**Task goal**
A single number is required: the count of lines in the entries below that include the word "JSON".

(Given data begins)

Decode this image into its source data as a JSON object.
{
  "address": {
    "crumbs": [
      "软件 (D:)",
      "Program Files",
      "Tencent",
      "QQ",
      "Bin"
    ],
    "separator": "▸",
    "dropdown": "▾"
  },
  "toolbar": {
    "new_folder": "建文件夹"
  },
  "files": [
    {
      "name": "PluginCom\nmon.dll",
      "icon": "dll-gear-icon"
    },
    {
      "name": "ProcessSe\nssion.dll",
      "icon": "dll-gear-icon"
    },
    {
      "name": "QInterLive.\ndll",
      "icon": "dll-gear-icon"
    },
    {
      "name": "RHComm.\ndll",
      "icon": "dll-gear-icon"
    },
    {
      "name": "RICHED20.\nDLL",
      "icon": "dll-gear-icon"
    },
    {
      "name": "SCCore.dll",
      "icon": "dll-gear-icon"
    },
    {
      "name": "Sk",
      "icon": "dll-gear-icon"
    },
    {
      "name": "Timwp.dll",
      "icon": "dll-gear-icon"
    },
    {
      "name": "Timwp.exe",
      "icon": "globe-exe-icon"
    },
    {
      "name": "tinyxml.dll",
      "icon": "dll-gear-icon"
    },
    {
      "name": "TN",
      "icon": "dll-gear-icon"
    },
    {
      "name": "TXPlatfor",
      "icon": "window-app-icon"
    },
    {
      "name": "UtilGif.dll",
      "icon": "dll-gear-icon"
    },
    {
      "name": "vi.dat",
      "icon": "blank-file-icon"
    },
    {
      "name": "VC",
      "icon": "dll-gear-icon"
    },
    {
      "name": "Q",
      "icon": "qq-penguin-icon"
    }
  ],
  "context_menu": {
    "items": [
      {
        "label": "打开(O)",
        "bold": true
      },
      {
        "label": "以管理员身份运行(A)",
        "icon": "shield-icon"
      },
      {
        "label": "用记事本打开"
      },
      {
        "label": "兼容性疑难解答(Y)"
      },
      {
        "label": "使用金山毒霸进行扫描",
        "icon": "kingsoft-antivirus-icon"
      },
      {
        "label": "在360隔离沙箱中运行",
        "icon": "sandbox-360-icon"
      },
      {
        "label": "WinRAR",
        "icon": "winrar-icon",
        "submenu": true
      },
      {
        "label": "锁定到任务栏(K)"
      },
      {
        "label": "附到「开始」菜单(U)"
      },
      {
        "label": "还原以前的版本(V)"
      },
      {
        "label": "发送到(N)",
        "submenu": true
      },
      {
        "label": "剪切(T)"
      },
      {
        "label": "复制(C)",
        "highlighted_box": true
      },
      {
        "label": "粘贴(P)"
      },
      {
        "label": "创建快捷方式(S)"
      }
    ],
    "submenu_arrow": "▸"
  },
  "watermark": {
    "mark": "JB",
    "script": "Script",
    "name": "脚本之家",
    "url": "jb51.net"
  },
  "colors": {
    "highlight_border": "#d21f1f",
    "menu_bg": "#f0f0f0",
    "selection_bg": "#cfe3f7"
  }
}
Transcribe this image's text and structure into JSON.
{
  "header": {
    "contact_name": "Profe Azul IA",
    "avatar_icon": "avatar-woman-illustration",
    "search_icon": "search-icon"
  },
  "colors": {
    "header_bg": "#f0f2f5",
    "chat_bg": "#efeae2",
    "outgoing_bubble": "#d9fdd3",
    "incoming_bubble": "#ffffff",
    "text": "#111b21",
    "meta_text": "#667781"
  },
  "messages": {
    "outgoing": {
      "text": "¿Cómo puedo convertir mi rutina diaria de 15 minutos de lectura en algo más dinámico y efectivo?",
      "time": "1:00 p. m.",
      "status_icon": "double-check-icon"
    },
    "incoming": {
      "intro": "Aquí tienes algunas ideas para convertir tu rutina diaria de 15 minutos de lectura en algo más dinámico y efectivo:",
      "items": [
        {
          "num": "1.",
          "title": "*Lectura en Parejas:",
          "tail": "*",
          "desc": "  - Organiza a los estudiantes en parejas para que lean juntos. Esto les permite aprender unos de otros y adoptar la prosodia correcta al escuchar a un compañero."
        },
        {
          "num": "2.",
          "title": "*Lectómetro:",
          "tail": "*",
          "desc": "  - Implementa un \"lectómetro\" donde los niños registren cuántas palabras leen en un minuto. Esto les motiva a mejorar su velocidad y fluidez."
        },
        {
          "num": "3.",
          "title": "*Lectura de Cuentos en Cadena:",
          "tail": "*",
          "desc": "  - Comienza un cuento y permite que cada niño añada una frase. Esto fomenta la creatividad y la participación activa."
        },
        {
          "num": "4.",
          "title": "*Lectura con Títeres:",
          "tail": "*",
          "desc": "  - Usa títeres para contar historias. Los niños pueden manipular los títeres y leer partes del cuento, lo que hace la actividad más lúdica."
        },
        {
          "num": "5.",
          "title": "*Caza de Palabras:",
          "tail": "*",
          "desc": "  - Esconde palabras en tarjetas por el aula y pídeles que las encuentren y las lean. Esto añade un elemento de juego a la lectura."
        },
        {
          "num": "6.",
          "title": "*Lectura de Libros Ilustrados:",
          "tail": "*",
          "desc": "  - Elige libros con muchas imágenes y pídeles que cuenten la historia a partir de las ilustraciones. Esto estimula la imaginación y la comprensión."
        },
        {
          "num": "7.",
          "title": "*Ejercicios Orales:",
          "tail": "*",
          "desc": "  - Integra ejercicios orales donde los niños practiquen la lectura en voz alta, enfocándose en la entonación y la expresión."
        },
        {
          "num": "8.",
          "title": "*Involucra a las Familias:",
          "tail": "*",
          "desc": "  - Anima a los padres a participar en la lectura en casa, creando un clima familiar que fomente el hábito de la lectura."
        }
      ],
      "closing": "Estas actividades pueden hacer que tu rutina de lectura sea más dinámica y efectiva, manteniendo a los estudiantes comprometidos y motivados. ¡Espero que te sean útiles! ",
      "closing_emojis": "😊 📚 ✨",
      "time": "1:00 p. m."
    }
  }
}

(Given data ends)

**Task output**
2